Request ▸ Reproduce all the material exactly, minus any pictures it holds.

Exercise input ▸
-- start --

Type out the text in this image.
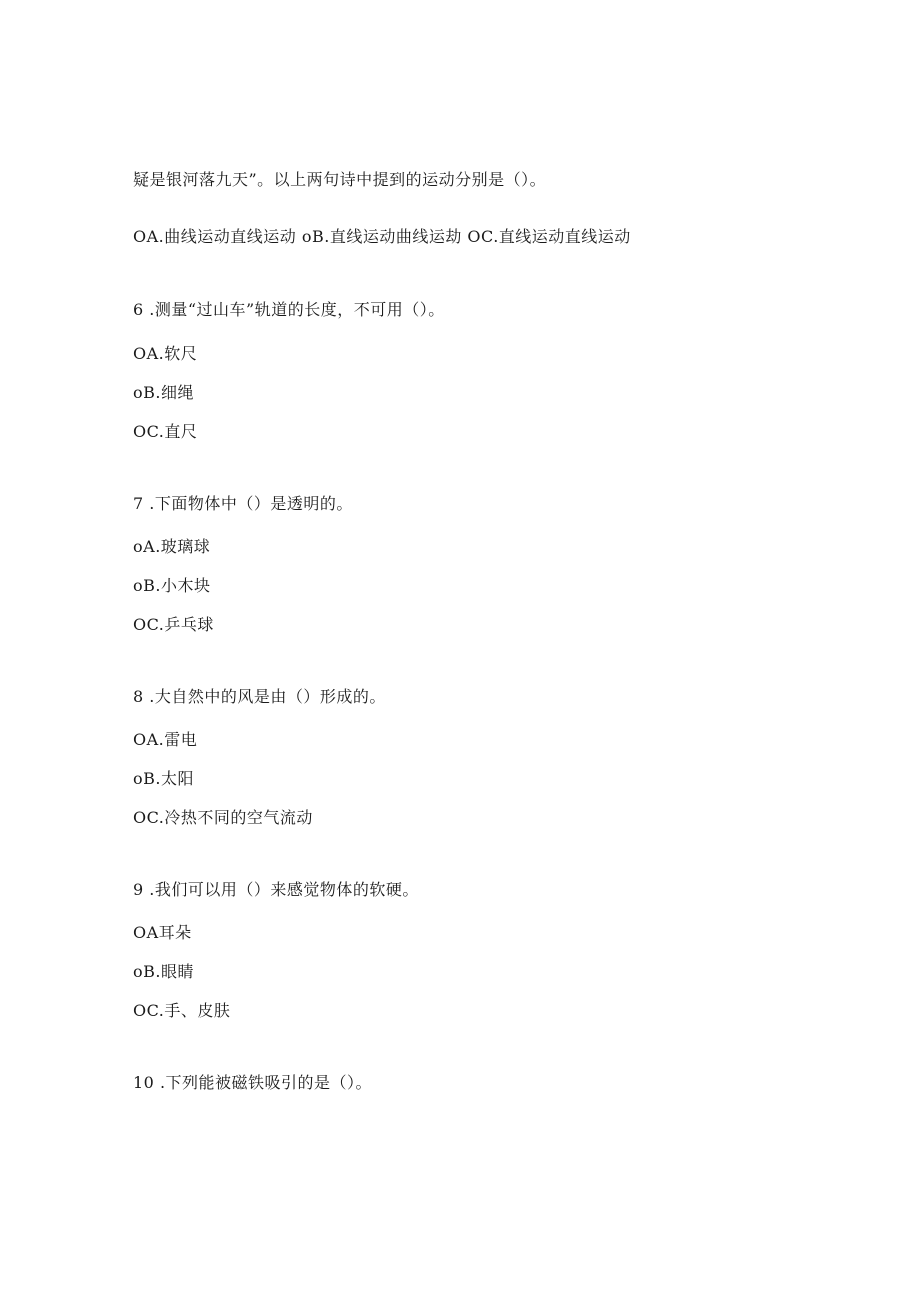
疑是银河落九天”。以上两句诗中提到的运动分别是（）。
OA.曲线运动直线运动 oB.直线运动曲线运劫 OC.直线运动直线运动
6 .测量“过山车”轨道的长度，不可用（）。
OA.软尺
oB.细绳
OC.直尺
7 .下面物体中（）是透明的。
oA.玻璃球
oB.小木块
OC.乒乓球
8 .大自然中的风是由（）形成的。
OA.雷电
oB.太阳
OC.冷热不同的空气流动
9 .我们可以用（）来感觉物体的软硬。
OA耳朵
oB.眼睛
OC.手、皮肤
10 .下列能被磁铁吸引的是（）。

-- end --

The output ▸
Type out the text in this image.
疑是银河落九天”。以上两句诗中提到的运动分别是（）。
OA.曲线运动直线运动 oB.直线运动曲线运劫 OC.直线运动直线运动
6 .测量“过山车”轨道的长度，不可用（）。
OA.软尺
oB.细绳
OC.直尺
7 .下面物体中（）是透明的。
oA.玻璃球
oB.小木块
OC.乒乓球
8 .大自然中的风是由（）形成的。
OA.雷电
oB.太阳
OC.冷热不同的空气流动
9 .我们可以用（）来感觉物体的软硬。
OA耳朵
oB.眼睛
OC.手、皮肤
10 .下列能被磁铁吸引的是（）。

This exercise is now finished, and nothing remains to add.